◆ **TASK REQUIREMENTS**
Quote every line as written. Omit pictures.

◆ **SUPPLIED RECORDS**
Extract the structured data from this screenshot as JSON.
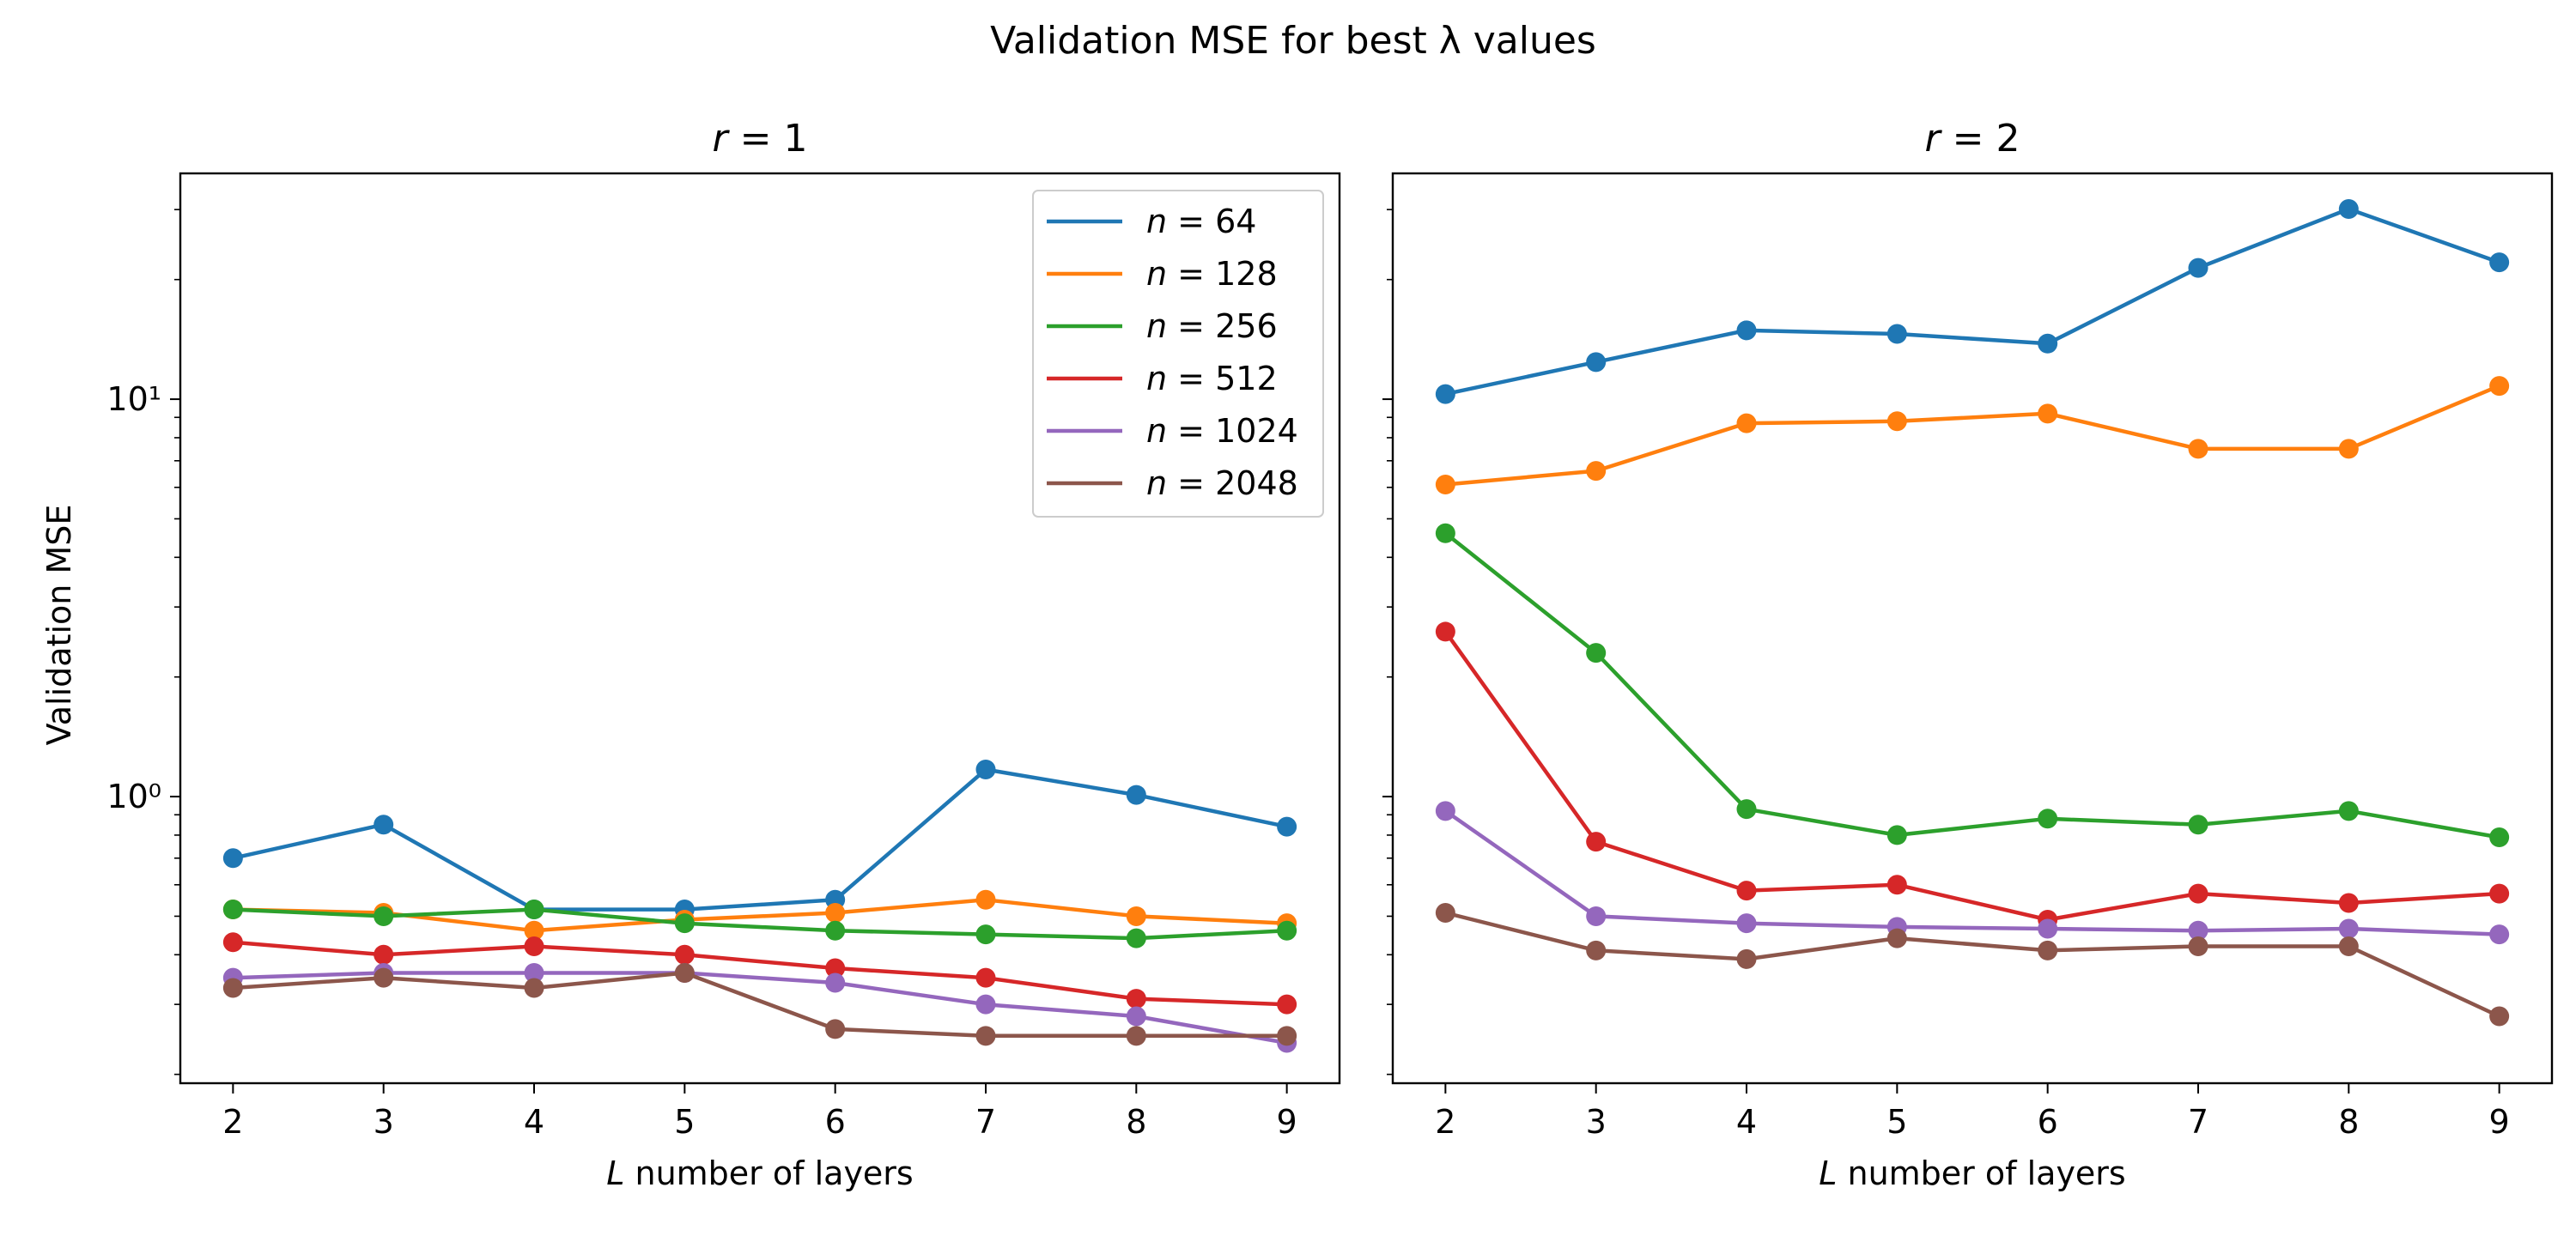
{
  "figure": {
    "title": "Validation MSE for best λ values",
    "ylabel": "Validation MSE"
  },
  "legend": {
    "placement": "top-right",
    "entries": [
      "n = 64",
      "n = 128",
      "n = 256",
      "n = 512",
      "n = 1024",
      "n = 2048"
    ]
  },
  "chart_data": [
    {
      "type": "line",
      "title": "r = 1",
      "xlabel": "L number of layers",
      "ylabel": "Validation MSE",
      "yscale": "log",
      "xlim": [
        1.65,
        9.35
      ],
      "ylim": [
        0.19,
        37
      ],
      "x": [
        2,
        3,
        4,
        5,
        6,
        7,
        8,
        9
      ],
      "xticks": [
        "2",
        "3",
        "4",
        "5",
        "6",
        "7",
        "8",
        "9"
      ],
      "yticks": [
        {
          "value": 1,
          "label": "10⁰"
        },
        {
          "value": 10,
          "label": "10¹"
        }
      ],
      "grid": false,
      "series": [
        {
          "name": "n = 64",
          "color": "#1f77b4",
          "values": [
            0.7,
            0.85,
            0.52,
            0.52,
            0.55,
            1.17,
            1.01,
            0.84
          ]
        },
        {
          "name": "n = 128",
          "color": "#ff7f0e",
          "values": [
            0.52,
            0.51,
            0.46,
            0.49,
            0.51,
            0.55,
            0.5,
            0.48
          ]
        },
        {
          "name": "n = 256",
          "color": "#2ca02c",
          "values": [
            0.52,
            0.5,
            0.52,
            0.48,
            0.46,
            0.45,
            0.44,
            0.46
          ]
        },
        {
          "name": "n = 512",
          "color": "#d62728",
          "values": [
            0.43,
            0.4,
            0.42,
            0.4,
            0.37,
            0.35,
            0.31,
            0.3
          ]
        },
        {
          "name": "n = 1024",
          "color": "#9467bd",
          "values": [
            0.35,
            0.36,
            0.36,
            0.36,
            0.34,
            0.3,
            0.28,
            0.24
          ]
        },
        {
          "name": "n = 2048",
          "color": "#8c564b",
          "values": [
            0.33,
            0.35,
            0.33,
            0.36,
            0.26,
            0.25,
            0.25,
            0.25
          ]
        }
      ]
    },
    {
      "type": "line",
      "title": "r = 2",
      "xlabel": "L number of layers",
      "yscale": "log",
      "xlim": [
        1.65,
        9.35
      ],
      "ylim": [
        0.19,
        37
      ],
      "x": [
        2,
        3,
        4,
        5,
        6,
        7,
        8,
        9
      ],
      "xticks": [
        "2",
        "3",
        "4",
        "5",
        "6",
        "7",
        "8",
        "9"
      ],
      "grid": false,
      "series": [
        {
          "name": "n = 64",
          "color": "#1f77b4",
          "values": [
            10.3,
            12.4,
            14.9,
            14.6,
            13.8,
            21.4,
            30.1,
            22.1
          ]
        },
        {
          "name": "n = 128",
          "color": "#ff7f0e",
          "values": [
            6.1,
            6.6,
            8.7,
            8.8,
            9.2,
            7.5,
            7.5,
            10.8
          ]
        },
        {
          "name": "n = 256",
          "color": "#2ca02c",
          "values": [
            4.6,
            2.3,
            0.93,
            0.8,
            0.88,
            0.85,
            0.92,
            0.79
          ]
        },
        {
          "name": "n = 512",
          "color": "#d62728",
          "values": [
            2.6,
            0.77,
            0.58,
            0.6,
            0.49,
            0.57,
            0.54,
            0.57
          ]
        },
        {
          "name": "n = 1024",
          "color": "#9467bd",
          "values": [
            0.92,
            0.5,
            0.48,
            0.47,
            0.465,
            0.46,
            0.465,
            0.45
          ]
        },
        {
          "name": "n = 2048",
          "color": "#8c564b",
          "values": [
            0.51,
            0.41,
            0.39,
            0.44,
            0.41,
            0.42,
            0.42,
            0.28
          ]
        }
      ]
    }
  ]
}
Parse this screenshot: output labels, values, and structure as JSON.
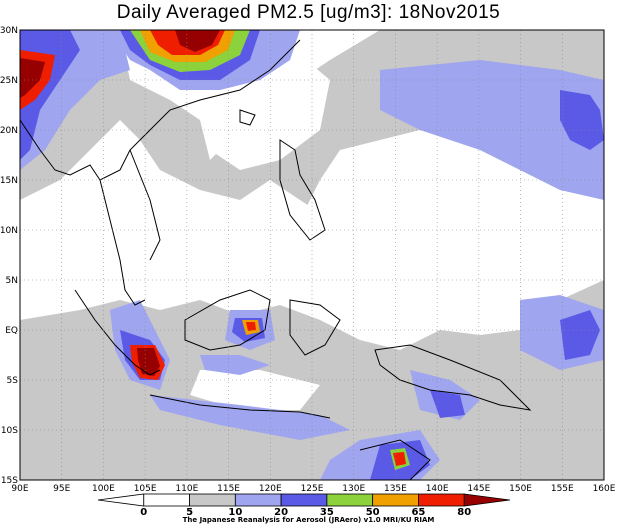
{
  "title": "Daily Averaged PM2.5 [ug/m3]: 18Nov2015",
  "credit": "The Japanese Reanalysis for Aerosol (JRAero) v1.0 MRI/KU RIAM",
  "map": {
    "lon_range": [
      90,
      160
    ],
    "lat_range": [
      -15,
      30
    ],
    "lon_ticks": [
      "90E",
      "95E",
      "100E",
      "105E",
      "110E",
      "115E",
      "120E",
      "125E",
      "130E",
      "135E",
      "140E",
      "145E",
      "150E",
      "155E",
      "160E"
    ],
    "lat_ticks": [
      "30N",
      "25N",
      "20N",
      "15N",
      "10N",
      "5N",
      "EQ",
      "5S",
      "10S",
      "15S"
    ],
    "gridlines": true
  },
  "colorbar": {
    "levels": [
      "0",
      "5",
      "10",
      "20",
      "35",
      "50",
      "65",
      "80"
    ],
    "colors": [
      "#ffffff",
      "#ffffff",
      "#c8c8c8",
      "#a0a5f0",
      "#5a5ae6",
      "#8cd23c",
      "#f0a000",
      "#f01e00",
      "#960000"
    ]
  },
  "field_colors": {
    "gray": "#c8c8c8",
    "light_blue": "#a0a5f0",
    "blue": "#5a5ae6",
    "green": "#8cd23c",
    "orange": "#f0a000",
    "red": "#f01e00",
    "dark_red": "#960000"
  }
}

◆ **FINISHED ANSWER**
Extract the structured data from this screenshot as JSON.
{
  "figure": {
    "title": "Validation MSE for best λ values",
    "ylabel": "Validation MSE"
  },
  "legend": {
    "placement": "top-right",
    "entries": [
      "n = 64",
      "n = 128",
      "n = 256",
      "n = 512",
      "n = 1024",
      "n = 2048"
    ]
  },
  "chart_data": [
    {
      "type": "line",
      "title": "r = 1",
      "xlabel": "L number of layers",
      "ylabel": "Validation MSE",
      "yscale": "log",
      "xlim": [
        1.65,
        9.35
      ],
      "ylim": [
        0.19,
        37
      ],
      "x": [
        2,
        3,
        4,
        5,
        6,
        7,
        8,
        9
      ],
      "xticks": [
        "2",
        "3",
        "4",
        "5",
        "6",
        "7",
        "8",
        "9"
      ],
      "yticks": [
        {
          "value": 1,
          "label": "10⁰"
        },
        {
          "value": 10,
          "label": "10¹"
        }
      ],
      "grid": false,
      "series": [
        {
          "name": "n = 64",
          "color": "#1f77b4",
          "values": [
            0.7,
            0.85,
            0.52,
            0.52,
            0.55,
            1.17,
            1.01,
            0.84
          ]
        },
        {
          "name": "n = 128",
          "color": "#ff7f0e",
          "values": [
            0.52,
            0.51,
            0.46,
            0.49,
            0.51,
            0.55,
            0.5,
            0.48
          ]
        },
        {
          "name": "n = 256",
          "color": "#2ca02c",
          "values": [
            0.52,
            0.5,
            0.52,
            0.48,
            0.46,
            0.45,
            0.44,
            0.46
          ]
        },
        {
          "name": "n = 512",
          "color": "#d62728",
          "values": [
            0.43,
            0.4,
            0.42,
            0.4,
            0.37,
            0.35,
            0.31,
            0.3
          ]
        },
        {
          "name": "n = 1024",
          "color": "#9467bd",
          "values": [
            0.35,
            0.36,
            0.36,
            0.36,
            0.34,
            0.3,
            0.28,
            0.24
          ]
        },
        {
          "name": "n = 2048",
          "color": "#8c564b",
          "values": [
            0.33,
            0.35,
            0.33,
            0.36,
            0.26,
            0.25,
            0.25,
            0.25
          ]
        }
      ]
    },
    {
      "type": "line",
      "title": "r = 2",
      "xlabel": "L number of layers",
      "yscale": "log",
      "xlim": [
        1.65,
        9.35
      ],
      "ylim": [
        0.19,
        37
      ],
      "x": [
        2,
        3,
        4,
        5,
        6,
        7,
        8,
        9
      ],
      "xticks": [
        "2",
        "3",
        "4",
        "5",
        "6",
        "7",
        "8",
        "9"
      ],
      "grid": false,
      "series": [
        {
          "name": "n = 64",
          "color": "#1f77b4",
          "values": [
            10.3,
            12.4,
            14.9,
            14.6,
            13.8,
            21.4,
            30.1,
            22.1
          ]
        },
        {
          "name": "n = 128",
          "color": "#ff7f0e",
          "values": [
            6.1,
            6.6,
            8.7,
            8.8,
            9.2,
            7.5,
            7.5,
            10.8
          ]
        },
        {
          "name": "n = 256",
          "color": "#2ca02c",
          "values": [
            4.6,
            2.3,
            0.93,
            0.8,
            0.88,
            0.85,
            0.92,
            0.79
          ]
        },
        {
          "name": "n = 512",
          "color": "#d62728",
          "values": [
            2.6,
            0.77,
            0.58,
            0.6,
            0.49,
            0.57,
            0.54,
            0.57
          ]
        },
        {
          "name": "n = 1024",
          "color": "#9467bd",
          "values": [
            0.92,
            0.5,
            0.48,
            0.47,
            0.465,
            0.46,
            0.465,
            0.45
          ]
        },
        {
          "name": "n = 2048",
          "color": "#8c564b",
          "values": [
            0.51,
            0.41,
            0.39,
            0.44,
            0.41,
            0.42,
            0.42,
            0.28
          ]
        }
      ]
    }
  ]
}
Parse this screenshot: output labels, values, and structure as JSON.
{
  "title": "Daily Averaged PM2.5 [ug/m3]: 18Nov2015",
  "credit": "The Japanese Reanalysis for Aerosol (JRAero) v1.0 MRI/KU RIAM",
  "map": {
    "lon_range": [
      90,
      160
    ],
    "lat_range": [
      -15,
      30
    ],
    "lon_ticks": [
      "90E",
      "95E",
      "100E",
      "105E",
      "110E",
      "115E",
      "120E",
      "125E",
      "130E",
      "135E",
      "140E",
      "145E",
      "150E",
      "155E",
      "160E"
    ],
    "lat_ticks": [
      "30N",
      "25N",
      "20N",
      "15N",
      "10N",
      "5N",
      "EQ",
      "5S",
      "10S",
      "15S"
    ],
    "gridlines": true
  },
  "colorbar": {
    "levels": [
      "0",
      "5",
      "10",
      "20",
      "35",
      "50",
      "65",
      "80"
    ],
    "colors": [
      "#ffffff",
      "#ffffff",
      "#c8c8c8",
      "#a0a5f0",
      "#5a5ae6",
      "#8cd23c",
      "#f0a000",
      "#f01e00",
      "#960000"
    ]
  },
  "field_colors": {
    "gray": "#c8c8c8",
    "light_blue": "#a0a5f0",
    "blue": "#5a5ae6",
    "green": "#8cd23c",
    "orange": "#f0a000",
    "red": "#f01e00",
    "dark_red": "#960000"
  }
}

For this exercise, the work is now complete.